> _Data for processing_:
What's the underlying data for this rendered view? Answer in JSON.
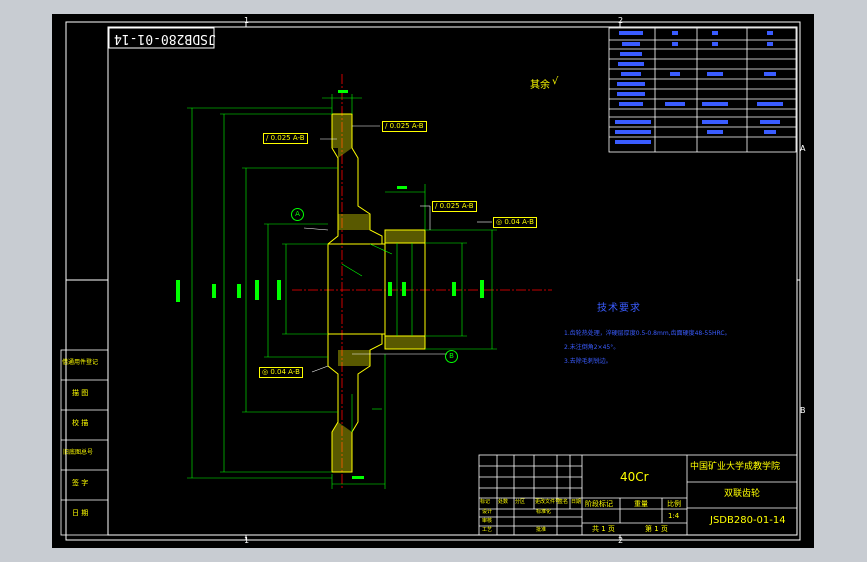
{
  "colors": {
    "frame": "#ffffff",
    "lines": "#00ffff",
    "part": "#ffff00",
    "dim": "#00ff00",
    "text": "#ffffff",
    "center": "#ff0000",
    "table": "#3a5cff"
  },
  "grid": {
    "top_1": "1",
    "top_2": "2",
    "bottom_1": "1",
    "bottom_2": "2",
    "right_a": "A",
    "right_b": "B"
  },
  "drawing_number_mirror": "JSDB280-01-14",
  "surface_rest": "其余",
  "tolerance_frames": [
    {
      "symbol": "/",
      "value": "0.025",
      "datum": "A-B"
    },
    {
      "symbol": "/",
      "value": "0.025",
      "datum": "A-B"
    },
    {
      "symbol": "/",
      "value": "0.025",
      "datum": "A-B"
    },
    {
      "symbol": "◎",
      "value": "0.04",
      "datum": "A-B"
    },
    {
      "symbol": "◎",
      "value": "0.04",
      "datum": "A-B"
    }
  ],
  "datums": {
    "a": "A",
    "b": "B"
  },
  "tech_title": "技术要求",
  "tech_notes": [
    "1.齿轮热处理，淬硬层厚度0.5-0.8mm,齿面硬度48-55HRC。",
    "2.未注倒角2×45°。",
    "3.去除毛刺锐边。"
  ],
  "left_box": [
    "借通用件登记",
    "描 图",
    "校 描",
    "旧底图总号",
    "签 字",
    "日 期"
  ],
  "title_block": {
    "material": "40Cr",
    "school": "中国矿业大学成教学院",
    "part_name": "双联齿轮",
    "drawing_no": "JSDB280-01-14",
    "row_headers": [
      "标记",
      "处数",
      "分区",
      "更改文件号",
      "签名",
      "日期"
    ],
    "row2": [
      "设计",
      "",
      "标准化"
    ],
    "row3": [
      "审核",
      "",
      ""
    ],
    "row4": [
      "工艺",
      "",
      "批准"
    ],
    "stage_label": "阶段标记",
    "weight_label": "重量",
    "scale_label": "比例",
    "scale": "1:4",
    "sheets_label": "共 1 页",
    "sheet_label": "第 1 页"
  }
}
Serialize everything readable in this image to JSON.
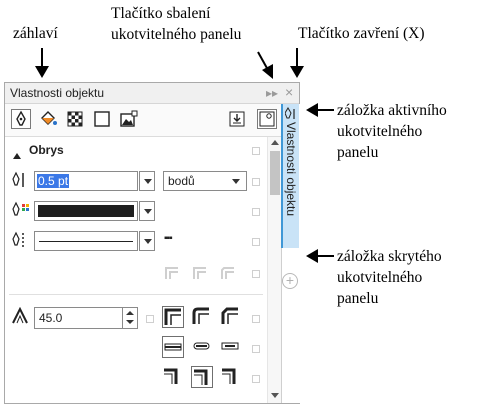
{
  "annotations": {
    "header": "záhlaví",
    "collapse_line1": "Tlačítko sbalení",
    "collapse_line2": "ukotvitelného panelu",
    "close": "Tlačítko zavření (X)",
    "active_tab_line1": "záložka aktivního",
    "active_tab_line2": "ukotvitelného",
    "active_tab_line3": "panelu",
    "hidden_tab_line1": "záložka skrytého",
    "hidden_tab_line2": "ukotvitelného",
    "hidden_tab_line3": "panelu"
  },
  "docker": {
    "title": "Vlastnosti objektu",
    "collapse_glyph": "▸▸",
    "close_glyph": "×",
    "section_title": "Obrys",
    "width_value": "0.5 pt",
    "units_value": "bodů",
    "miter_value": "45.0",
    "dash_glyph": "▪▪▪",
    "tab_label": "Vlastnosti objektu",
    "add_tab_glyph": "+"
  },
  "colors": {
    "active_tab_bg": "#c9e3f7",
    "active_tab_accent": "#3f97d6",
    "selection": "#3b78e7"
  },
  "icons": [
    "outline-pen-icon",
    "fill-icon",
    "transparency-icon",
    "frame-icon",
    "bitmap-icon",
    "wrap-text-icon",
    "properties-icon"
  ]
}
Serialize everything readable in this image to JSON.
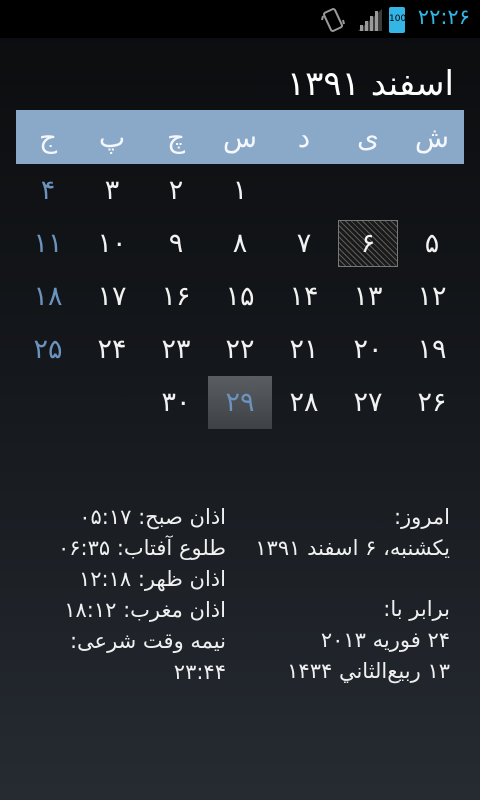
{
  "status_bar": {
    "time": "۲۲:۲۶",
    "battery_label": "100",
    "icons": [
      "vibrate-icon",
      "signal-icon",
      "battery-icon"
    ],
    "accent_color": "#33b5e5"
  },
  "calendar": {
    "month_title": "اسفند ۱۳۹۱",
    "weekdays": [
      "ش",
      "ی",
      "د",
      "س",
      "چ",
      "پ",
      "ج"
    ],
    "header_color": "#8aa9c9",
    "friday_color": "#6b93bd",
    "weeks": [
      [
        "",
        "",
        "",
        "۱",
        "۲",
        "۳",
        "۴"
      ],
      [
        "۵",
        "۶",
        "۷",
        "۸",
        "۹",
        "۱۰",
        "۱۱"
      ],
      [
        "۱۲",
        "۱۳",
        "۱۴",
        "۱۵",
        "۱۶",
        "۱۷",
        "۱۸"
      ],
      [
        "۱۹",
        "۲۰",
        "۲۱",
        "۲۲",
        "۲۳",
        "۲۴",
        "۲۵"
      ],
      [
        "۲۶",
        "۲۷",
        "۲۸",
        "۲۹",
        "۳۰",
        "",
        ""
      ]
    ],
    "selected_day": "۶",
    "highlighted_day": "۲۹"
  },
  "info": {
    "today_label": "امروز:",
    "today_value": "یکشنبه، ۶ اسفند ۱۳۹۱",
    "equal_label": "برابر با:",
    "gregorian": "۲۴ فوریه ۲۰۱۳",
    "hijri": "۱۳ ربیع‌الثاني ۱۴۳۴",
    "prayer_times": [
      "اذان صبح: ۰۵:۱۷",
      "طلوع آفتاب: ۰۶:۳۵",
      "اذان ظهر: ۱۲:۱۸",
      "اذان مغرب: ۱۸:۱۲",
      "نیمه وقت شرعی: ۲۳:۴۴"
    ]
  }
}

> _Instructions for the task_:
Retype the listing exactly. Pictures do not belong in the copy.

> _Task solution_:
What's the underlying data for this rendered view? Answer in JSON.
{
  "colors": {
    "frame": "#ffffff",
    "lines": "#00ffff",
    "part": "#ffff00",
    "dim": "#00ff00",
    "text": "#ffffff",
    "center": "#ff0000",
    "table": "#3a5cff"
  },
  "grid": {
    "top_1": "1",
    "top_2": "2",
    "bottom_1": "1",
    "bottom_2": "2",
    "right_a": "A",
    "right_b": "B"
  },
  "drawing_number_mirror": "JSDB280-01-14",
  "surface_rest": "其余",
  "tolerance_frames": [
    {
      "symbol": "/",
      "value": "0.025",
      "datum": "A-B"
    },
    {
      "symbol": "/",
      "value": "0.025",
      "datum": "A-B"
    },
    {
      "symbol": "/",
      "value": "0.025",
      "datum": "A-B"
    },
    {
      "symbol": "◎",
      "value": "0.04",
      "datum": "A-B"
    },
    {
      "symbol": "◎",
      "value": "0.04",
      "datum": "A-B"
    }
  ],
  "datums": {
    "a": "A",
    "b": "B"
  },
  "tech_title": "技术要求",
  "tech_notes": [
    "1.齿轮热处理，淬硬层厚度0.5-0.8mm,齿面硬度48-55HRC。",
    "2.未注倒角2×45°。",
    "3.去除毛刺锐边。"
  ],
  "left_box": [
    "借通用件登记",
    "描 图",
    "校 描",
    "旧底图总号",
    "签 字",
    "日 期"
  ],
  "title_block": {
    "material": "40Cr",
    "school": "中国矿业大学成教学院",
    "part_name": "双联齿轮",
    "drawing_no": "JSDB280-01-14",
    "row_headers": [
      "标记",
      "处数",
      "分区",
      "更改文件号",
      "签名",
      "日期"
    ],
    "row2": [
      "设计",
      "",
      "标准化"
    ],
    "row3": [
      "审核",
      "",
      ""
    ],
    "row4": [
      "工艺",
      "",
      "批准"
    ],
    "stage_label": "阶段标记",
    "weight_label": "重量",
    "scale_label": "比例",
    "scale": "1:4",
    "sheets_label": "共 1 页",
    "sheet_label": "第 1 页"
  }
}
Serialize everything readable in this image to JSON.
{
  "annotations": {
    "header": "záhlaví",
    "collapse_line1": "Tlačítko sbalení",
    "collapse_line2": "ukotvitelného panelu",
    "close": "Tlačítko zavření (X)",
    "active_tab_line1": "záložka aktivního",
    "active_tab_line2": "ukotvitelného",
    "active_tab_line3": "panelu",
    "hidden_tab_line1": "záložka skrytého",
    "hidden_tab_line2": "ukotvitelného",
    "hidden_tab_line3": "panelu"
  },
  "docker": {
    "title": "Vlastnosti objektu",
    "collapse_glyph": "▸▸",
    "close_glyph": "×",
    "section_title": "Obrys",
    "width_value": "0.5 pt",
    "units_value": "bodů",
    "miter_value": "45.0",
    "dash_glyph": "▪▪▪",
    "tab_label": "Vlastnosti objektu",
    "add_tab_glyph": "+"
  },
  "colors": {
    "active_tab_bg": "#c9e3f7",
    "active_tab_accent": "#3f97d6",
    "selection": "#3b78e7"
  },
  "icons": [
    "outline-pen-icon",
    "fill-icon",
    "transparency-icon",
    "frame-icon",
    "bitmap-icon",
    "wrap-text-icon",
    "properties-icon"
  ]
}
Serialize everything readable in this image to JSON.
{
  "status_bar": {
    "time": "۲۲:۲۶",
    "battery_label": "100",
    "icons": [
      "vibrate-icon",
      "signal-icon",
      "battery-icon"
    ],
    "accent_color": "#33b5e5"
  },
  "calendar": {
    "month_title": "اسفند ۱۳۹۱",
    "weekdays": [
      "ش",
      "ی",
      "د",
      "س",
      "چ",
      "پ",
      "ج"
    ],
    "header_color": "#8aa9c9",
    "friday_color": "#6b93bd",
    "weeks": [
      [
        "",
        "",
        "",
        "۱",
        "۲",
        "۳",
        "۴"
      ],
      [
        "۵",
        "۶",
        "۷",
        "۸",
        "۹",
        "۱۰",
        "۱۱"
      ],
      [
        "۱۲",
        "۱۳",
        "۱۴",
        "۱۵",
        "۱۶",
        "۱۷",
        "۱۸"
      ],
      [
        "۱۹",
        "۲۰",
        "۲۱",
        "۲۲",
        "۲۳",
        "۲۴",
        "۲۵"
      ],
      [
        "۲۶",
        "۲۷",
        "۲۸",
        "۲۹",
        "۳۰",
        "",
        ""
      ]
    ],
    "selected_day": "۶",
    "highlighted_day": "۲۹"
  },
  "info": {
    "today_label": "امروز:",
    "today_value": "یکشنبه، ۶ اسفند ۱۳۹۱",
    "equal_label": "برابر با:",
    "gregorian": "۲۴ فوریه ۲۰۱۳",
    "hijri": "۱۳ ربیع‌الثاني ۱۴۳۴",
    "prayer_times": [
      "اذان صبح: ۰۵:۱۷",
      "طلوع آفتاب: ۰۶:۳۵",
      "اذان ظهر: ۱۲:۱۸",
      "اذان مغرب: ۱۸:۱۲",
      "نیمه وقت شرعی: ۲۳:۴۴"
    ]
  }
}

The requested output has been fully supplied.